**EXERCISE**: Each line that includes "type" counts once; give the total and nothing besides.

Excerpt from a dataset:
--------------------------------

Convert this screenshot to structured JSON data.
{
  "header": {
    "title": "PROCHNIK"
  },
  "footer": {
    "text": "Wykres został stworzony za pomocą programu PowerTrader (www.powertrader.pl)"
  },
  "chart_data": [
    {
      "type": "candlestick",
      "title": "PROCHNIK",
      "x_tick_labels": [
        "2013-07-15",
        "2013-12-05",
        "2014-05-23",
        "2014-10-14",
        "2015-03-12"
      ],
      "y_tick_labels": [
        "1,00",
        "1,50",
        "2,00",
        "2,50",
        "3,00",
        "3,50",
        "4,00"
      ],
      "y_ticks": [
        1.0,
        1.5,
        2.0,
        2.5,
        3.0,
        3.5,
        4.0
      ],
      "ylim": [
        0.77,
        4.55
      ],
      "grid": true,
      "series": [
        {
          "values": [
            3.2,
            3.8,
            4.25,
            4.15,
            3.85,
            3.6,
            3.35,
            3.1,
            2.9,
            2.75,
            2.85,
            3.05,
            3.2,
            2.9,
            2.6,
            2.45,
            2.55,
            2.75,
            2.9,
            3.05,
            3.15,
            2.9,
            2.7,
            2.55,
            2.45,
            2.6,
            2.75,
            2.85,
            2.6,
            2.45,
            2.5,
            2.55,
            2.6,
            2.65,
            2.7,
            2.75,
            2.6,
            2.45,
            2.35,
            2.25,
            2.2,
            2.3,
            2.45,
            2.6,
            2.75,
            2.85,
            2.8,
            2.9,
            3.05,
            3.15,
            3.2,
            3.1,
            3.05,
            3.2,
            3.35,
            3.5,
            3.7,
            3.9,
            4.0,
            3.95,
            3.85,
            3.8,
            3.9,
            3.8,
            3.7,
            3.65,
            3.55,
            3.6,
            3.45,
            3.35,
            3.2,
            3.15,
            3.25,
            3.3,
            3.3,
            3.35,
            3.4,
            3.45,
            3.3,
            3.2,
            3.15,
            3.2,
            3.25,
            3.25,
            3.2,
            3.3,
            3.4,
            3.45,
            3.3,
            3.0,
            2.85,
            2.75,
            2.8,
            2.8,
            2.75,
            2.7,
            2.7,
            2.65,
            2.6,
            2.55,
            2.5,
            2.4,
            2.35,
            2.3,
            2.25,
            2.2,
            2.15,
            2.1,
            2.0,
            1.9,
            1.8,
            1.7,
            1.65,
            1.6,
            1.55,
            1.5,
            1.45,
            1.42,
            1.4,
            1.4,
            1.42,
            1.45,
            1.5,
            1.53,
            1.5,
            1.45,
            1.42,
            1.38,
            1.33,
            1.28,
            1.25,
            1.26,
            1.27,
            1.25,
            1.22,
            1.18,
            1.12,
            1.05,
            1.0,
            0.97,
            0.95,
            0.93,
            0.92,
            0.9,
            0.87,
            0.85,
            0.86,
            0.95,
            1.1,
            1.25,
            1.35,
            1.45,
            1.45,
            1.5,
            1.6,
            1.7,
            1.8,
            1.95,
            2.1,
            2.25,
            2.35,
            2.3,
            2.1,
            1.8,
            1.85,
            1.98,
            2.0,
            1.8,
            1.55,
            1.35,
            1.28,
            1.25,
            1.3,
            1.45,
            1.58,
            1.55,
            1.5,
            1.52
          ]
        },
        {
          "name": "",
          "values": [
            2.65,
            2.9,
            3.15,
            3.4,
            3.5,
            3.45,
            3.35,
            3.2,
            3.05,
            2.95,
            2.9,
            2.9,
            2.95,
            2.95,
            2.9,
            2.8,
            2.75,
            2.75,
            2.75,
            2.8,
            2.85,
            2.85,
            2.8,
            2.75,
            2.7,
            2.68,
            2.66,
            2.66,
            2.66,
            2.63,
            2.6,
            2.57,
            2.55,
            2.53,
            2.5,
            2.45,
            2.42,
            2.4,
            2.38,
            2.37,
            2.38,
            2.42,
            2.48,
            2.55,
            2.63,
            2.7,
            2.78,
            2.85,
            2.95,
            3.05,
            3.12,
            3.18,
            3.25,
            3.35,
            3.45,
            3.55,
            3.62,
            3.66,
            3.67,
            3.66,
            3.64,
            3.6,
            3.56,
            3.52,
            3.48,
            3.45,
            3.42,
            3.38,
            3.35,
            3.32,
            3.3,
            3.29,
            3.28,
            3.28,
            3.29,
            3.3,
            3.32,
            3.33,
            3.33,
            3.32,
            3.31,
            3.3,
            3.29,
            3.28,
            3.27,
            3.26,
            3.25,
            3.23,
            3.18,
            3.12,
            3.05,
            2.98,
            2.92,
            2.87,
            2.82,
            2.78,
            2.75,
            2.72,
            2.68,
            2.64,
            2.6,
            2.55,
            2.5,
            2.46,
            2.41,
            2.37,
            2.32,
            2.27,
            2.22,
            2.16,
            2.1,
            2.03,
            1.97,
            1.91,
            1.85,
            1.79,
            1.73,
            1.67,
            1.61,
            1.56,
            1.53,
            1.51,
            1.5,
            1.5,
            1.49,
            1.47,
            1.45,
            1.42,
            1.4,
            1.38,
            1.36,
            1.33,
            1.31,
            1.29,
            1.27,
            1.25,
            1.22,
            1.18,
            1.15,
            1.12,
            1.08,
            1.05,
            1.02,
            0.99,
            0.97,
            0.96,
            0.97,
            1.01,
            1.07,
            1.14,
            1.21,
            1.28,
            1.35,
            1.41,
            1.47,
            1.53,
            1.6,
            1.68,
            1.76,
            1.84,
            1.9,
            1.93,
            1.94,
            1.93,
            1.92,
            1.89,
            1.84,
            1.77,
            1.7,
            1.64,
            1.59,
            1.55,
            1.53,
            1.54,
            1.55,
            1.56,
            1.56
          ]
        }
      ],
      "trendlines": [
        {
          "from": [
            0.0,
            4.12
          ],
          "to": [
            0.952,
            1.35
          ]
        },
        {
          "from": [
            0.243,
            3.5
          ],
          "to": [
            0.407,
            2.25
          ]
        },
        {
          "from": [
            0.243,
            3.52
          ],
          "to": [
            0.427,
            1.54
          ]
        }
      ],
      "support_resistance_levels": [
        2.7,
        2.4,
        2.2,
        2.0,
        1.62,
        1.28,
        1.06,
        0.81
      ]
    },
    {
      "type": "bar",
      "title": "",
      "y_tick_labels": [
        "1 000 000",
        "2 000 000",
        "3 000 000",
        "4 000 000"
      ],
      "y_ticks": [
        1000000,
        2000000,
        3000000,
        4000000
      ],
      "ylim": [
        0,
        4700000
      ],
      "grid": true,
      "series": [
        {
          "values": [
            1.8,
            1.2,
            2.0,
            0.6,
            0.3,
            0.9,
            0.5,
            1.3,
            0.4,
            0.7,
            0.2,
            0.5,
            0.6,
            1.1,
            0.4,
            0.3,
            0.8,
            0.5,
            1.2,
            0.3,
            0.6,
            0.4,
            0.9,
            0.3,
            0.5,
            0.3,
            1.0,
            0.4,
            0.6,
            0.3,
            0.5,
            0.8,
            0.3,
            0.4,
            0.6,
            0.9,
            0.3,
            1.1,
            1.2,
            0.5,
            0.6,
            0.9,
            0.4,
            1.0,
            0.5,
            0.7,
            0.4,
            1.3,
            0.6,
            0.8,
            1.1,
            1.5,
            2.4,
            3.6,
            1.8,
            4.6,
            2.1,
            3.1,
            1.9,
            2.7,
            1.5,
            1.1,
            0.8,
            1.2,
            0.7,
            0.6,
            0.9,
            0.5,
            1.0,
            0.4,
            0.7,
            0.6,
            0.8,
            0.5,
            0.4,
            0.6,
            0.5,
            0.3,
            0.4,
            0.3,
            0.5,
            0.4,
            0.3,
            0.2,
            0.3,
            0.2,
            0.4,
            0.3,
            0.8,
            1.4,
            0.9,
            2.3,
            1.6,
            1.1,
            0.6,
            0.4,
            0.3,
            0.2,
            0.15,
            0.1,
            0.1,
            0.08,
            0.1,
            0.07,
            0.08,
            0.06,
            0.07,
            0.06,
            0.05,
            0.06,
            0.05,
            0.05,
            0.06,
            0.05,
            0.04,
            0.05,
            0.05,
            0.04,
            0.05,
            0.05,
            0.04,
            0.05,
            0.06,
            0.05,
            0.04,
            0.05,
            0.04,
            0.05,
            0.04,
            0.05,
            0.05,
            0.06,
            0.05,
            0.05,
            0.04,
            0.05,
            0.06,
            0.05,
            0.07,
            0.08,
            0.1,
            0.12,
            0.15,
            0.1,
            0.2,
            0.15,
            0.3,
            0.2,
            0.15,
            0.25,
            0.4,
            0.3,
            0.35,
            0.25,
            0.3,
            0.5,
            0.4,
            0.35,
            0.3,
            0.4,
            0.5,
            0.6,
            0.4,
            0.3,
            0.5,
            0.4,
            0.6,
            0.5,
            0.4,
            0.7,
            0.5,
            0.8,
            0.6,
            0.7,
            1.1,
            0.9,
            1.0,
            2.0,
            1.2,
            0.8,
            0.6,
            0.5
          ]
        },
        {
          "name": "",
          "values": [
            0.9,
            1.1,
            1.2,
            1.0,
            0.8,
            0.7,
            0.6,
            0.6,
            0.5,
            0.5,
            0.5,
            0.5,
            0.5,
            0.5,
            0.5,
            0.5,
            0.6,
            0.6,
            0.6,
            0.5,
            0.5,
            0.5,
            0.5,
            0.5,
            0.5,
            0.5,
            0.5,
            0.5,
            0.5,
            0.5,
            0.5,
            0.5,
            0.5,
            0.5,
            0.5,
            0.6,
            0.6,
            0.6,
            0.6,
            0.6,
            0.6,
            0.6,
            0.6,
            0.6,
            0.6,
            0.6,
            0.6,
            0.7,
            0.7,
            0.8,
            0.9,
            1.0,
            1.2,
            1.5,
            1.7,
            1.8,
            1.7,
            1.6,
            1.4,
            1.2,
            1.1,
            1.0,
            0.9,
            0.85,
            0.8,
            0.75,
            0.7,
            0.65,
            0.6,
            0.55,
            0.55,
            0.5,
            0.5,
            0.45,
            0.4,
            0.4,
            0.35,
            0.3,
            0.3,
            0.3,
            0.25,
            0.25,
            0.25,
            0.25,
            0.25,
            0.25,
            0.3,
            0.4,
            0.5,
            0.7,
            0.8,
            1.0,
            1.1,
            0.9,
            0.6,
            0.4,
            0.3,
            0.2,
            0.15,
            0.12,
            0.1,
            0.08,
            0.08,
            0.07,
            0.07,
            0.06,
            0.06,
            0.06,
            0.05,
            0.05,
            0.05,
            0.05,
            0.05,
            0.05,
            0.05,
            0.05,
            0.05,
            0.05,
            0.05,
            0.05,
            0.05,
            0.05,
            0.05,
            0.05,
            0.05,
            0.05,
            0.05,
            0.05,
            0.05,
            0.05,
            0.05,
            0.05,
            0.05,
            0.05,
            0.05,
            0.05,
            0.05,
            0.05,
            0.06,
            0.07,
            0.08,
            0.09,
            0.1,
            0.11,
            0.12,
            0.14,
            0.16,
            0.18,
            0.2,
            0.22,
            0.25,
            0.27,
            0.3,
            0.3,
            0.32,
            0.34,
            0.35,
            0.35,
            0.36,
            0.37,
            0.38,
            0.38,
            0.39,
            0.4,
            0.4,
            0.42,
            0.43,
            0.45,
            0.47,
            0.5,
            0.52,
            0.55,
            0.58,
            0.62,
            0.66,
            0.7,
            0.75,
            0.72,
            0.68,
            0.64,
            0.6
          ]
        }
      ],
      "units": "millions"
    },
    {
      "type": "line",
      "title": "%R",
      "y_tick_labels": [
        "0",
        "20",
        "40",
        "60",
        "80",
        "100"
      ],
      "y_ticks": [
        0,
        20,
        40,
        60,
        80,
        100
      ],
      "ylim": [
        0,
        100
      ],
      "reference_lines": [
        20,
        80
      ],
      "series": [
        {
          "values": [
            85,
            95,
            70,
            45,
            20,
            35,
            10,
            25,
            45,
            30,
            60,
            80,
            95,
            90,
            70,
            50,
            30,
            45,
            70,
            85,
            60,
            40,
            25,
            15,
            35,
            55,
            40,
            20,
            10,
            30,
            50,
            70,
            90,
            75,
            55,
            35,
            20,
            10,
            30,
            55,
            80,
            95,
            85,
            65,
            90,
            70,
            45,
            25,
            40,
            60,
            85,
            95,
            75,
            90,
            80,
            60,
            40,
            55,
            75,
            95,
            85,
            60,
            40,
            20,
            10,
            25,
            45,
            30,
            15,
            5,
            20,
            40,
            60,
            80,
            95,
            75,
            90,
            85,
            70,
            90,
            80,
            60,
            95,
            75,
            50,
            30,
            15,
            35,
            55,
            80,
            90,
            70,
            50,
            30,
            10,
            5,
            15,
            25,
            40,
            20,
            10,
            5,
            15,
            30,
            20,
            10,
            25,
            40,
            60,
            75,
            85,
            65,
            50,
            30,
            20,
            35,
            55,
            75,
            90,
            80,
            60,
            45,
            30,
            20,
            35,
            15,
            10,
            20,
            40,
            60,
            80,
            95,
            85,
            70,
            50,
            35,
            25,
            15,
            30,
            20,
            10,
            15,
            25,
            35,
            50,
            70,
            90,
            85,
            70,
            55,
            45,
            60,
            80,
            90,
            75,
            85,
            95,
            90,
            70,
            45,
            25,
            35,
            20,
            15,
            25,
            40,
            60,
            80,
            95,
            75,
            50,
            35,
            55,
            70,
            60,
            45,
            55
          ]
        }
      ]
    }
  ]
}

--------------------------------

**TASK RESPONSE**: 3